[Source records]
::::::::::
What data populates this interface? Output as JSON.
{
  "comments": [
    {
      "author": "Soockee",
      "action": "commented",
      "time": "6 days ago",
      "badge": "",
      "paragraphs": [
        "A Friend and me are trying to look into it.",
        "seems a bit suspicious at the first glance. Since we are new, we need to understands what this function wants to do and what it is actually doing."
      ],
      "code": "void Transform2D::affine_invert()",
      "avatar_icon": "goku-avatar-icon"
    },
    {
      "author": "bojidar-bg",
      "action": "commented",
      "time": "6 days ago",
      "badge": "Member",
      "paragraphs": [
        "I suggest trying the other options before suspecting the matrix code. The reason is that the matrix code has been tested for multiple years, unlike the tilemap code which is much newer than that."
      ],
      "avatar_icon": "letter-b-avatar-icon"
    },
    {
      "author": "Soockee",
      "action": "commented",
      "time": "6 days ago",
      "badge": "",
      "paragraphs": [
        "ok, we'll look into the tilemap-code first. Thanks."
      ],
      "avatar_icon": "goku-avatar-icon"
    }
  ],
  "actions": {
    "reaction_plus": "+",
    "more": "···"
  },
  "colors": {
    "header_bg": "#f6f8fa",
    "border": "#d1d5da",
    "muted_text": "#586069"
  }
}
::::::::::
> **Exercise goal**:
Each line of the material should be duplicated exactly, please.

> **Finished task**:
What data populates this interface? Output as JSON.
{
  "comments": [
    {
      "author": "Soockee",
      "action": "commented",
      "time": "6 days ago",
      "badge": "",
      "paragraphs": [
        "A Friend and me are trying to look into it.",
        "seems a bit suspicious at the first glance. Since we are new, we need to understands what this function wants to do and what it is actually doing."
      ],
      "code": "void Transform2D::affine_invert()",
      "avatar_icon": "goku-avatar-icon"
    },
    {
      "author": "bojidar-bg",
      "action": "commented",
      "time": "6 days ago",
      "badge": "Member",
      "paragraphs": [
        "I suggest trying the other options before suspecting the matrix code. The reason is that the matrix code has been tested for multiple years, unlike the tilemap code which is much newer than that."
      ],
      "avatar_icon": "letter-b-avatar-icon"
    },
    {
      "author": "Soockee",
      "action": "commented",
      "time": "6 days ago",
      "badge": "",
      "paragraphs": [
        "ok, we'll look into the tilemap-code first. Thanks."
      ],
      "avatar_icon": "goku-avatar-icon"
    }
  ],
  "actions": {
    "reaction_plus": "+",
    "more": "···"
  },
  "colors": {
    "header_bg": "#f6f8fa",
    "border": "#d1d5da",
    "muted_text": "#586069"
  }
}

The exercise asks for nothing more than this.